(Stored records)
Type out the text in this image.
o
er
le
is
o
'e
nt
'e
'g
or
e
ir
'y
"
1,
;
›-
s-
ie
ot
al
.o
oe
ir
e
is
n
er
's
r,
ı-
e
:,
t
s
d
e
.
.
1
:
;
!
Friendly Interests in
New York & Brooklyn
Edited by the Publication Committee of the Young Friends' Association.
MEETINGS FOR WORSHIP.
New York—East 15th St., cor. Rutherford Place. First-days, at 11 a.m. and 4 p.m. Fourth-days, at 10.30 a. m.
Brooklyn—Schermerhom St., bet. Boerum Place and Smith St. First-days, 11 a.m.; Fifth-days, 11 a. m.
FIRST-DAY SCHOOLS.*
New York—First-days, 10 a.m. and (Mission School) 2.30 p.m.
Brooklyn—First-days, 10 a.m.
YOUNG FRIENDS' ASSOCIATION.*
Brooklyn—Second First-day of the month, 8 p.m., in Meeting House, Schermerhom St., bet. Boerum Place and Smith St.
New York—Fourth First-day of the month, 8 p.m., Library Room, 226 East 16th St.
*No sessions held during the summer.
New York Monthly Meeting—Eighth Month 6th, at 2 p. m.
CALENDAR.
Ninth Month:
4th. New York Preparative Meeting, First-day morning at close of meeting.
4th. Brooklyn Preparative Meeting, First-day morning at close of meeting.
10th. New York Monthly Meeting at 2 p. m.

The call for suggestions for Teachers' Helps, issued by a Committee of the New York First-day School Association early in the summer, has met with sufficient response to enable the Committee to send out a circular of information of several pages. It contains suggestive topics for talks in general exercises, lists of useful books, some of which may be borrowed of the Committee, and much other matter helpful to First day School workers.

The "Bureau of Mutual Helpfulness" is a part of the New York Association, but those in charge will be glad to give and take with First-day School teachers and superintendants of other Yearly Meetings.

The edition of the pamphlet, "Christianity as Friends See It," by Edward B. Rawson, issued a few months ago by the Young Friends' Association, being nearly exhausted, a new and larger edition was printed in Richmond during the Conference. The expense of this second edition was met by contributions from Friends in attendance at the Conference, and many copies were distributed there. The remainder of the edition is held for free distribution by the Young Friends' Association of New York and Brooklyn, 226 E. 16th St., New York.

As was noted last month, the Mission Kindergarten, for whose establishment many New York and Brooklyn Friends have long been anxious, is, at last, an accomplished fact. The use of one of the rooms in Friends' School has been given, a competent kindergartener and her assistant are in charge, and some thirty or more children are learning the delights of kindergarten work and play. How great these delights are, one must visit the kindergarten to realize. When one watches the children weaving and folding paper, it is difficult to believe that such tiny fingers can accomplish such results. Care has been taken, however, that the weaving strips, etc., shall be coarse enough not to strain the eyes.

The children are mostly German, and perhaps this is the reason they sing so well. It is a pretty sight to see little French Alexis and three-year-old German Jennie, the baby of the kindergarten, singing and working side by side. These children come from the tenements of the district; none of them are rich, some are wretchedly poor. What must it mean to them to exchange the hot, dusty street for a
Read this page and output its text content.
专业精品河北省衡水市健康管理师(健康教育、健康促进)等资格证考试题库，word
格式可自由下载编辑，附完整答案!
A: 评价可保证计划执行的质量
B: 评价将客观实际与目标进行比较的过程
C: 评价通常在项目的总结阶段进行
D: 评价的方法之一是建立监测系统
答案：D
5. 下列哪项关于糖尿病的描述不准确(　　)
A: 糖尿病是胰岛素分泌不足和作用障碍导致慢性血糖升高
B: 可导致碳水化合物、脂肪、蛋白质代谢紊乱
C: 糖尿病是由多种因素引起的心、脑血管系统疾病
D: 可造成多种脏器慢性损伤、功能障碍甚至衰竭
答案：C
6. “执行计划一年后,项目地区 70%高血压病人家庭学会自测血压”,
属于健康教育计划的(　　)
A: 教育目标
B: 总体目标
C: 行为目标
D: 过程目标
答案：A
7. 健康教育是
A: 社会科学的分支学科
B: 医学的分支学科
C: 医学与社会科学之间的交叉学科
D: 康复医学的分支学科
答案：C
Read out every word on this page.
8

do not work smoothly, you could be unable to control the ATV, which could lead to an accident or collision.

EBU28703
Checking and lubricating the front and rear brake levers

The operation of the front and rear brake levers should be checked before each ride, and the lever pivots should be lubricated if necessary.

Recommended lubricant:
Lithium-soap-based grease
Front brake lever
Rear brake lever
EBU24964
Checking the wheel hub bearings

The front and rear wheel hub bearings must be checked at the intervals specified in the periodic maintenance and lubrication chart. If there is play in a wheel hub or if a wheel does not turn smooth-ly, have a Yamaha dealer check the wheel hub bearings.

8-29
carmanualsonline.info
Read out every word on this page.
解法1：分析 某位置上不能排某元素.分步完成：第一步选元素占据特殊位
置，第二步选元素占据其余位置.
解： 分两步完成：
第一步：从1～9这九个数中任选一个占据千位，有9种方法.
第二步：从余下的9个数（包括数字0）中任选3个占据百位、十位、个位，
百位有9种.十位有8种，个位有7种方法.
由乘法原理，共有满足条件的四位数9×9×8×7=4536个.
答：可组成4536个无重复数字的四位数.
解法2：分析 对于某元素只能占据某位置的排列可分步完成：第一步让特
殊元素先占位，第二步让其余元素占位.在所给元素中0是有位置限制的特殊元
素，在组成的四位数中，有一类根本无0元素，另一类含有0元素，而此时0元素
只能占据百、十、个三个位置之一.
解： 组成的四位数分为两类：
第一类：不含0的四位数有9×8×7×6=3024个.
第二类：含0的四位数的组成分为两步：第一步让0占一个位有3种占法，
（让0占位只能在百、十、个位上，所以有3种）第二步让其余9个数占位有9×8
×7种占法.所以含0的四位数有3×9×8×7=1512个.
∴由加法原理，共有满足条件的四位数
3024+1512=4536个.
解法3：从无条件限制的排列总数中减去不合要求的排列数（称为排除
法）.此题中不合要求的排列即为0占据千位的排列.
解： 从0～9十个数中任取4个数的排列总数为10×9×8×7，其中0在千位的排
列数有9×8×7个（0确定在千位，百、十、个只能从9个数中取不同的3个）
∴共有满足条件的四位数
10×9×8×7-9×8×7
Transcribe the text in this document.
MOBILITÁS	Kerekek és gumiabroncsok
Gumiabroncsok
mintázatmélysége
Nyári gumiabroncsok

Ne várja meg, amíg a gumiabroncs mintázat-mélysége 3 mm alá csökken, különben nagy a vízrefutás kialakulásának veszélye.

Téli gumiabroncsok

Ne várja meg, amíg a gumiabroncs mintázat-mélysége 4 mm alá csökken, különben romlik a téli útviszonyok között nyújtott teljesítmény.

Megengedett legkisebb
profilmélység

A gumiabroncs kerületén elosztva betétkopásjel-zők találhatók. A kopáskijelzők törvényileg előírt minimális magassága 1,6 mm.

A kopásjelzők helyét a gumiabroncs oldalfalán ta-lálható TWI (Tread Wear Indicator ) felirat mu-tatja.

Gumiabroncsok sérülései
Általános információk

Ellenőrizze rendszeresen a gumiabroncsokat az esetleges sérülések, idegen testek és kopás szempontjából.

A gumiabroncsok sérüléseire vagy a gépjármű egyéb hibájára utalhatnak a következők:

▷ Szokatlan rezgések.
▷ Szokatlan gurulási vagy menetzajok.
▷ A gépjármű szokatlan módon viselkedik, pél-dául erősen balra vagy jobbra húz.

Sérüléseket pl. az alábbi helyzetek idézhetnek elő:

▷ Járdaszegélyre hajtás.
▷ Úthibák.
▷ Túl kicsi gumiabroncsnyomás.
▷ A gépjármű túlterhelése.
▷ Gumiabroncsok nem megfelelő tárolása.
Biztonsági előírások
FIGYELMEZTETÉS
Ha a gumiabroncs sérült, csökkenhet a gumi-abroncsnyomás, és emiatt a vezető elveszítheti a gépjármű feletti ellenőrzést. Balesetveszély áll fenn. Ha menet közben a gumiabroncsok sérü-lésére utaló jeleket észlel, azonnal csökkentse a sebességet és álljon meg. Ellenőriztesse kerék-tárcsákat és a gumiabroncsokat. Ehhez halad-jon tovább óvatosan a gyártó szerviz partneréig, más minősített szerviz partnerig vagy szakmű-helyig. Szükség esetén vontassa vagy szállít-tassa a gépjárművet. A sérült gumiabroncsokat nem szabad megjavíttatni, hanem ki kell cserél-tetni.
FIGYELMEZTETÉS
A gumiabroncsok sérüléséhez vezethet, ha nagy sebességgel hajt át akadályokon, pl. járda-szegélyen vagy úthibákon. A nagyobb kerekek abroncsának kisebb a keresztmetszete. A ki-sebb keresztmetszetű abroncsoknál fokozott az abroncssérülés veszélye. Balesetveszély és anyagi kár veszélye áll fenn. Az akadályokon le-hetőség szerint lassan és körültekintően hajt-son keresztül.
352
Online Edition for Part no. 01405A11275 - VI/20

### WORK TO BE COMPLETED
Where does the word "vagy" appear? Return each line that holds it.

### RESPONSE TO THIS EXERCISE
A gumiabroncsok sérüléseire vagy a gépjármű egyéb hibájára utalhatnak a következők:
▷ Szokatlan gurulási vagy menetzajok.
▷ A gépjármű szokatlan módon viselkedik, pél-dául erősen balra vagy jobbra húz.
Ha a gumiabroncs sérült, csökkenhet a gumi-abroncsnyomás, és emiatt a vezető elveszítheti a gépjármű feletti ellenőrzést. Balesetveszély áll fenn. Ha menet közben a gumiabroncsok sérü-lésére utaló jeleket észlel, azonnal csökkentse a sebességet és álljon meg. Ellenőriztesse kerék-tárcsákat és a gumiabroncsokat. Ehhez halad-jon tovább óvatosan a gyártó szerviz partneréig, más minősített szerviz partnerig vagy szakmű-helyig. Szükség esetén vontassa vagy szállít-tassa a gépjárművet. A sérült gumiabroncsokat nem szabad megjavíttatni, hanem ki kell cserél-tetni.
A gumiabroncsok sérüléséhez vezethet, ha nagy sebességgel hajt át akadályokon, pl. járda-szegélyen vagy úthibákon. A nagyobb kerekek abroncsának kisebb a keresztmetszete. A ki-sebb keresztmetszetű abroncsoknál fokozott az abroncssérülés veszélye. Balesetveszély és anyagi kár veszélye áll fenn. Az akadályokon le-hetőség szerint lassan és körültekintően hajt-son keresztül.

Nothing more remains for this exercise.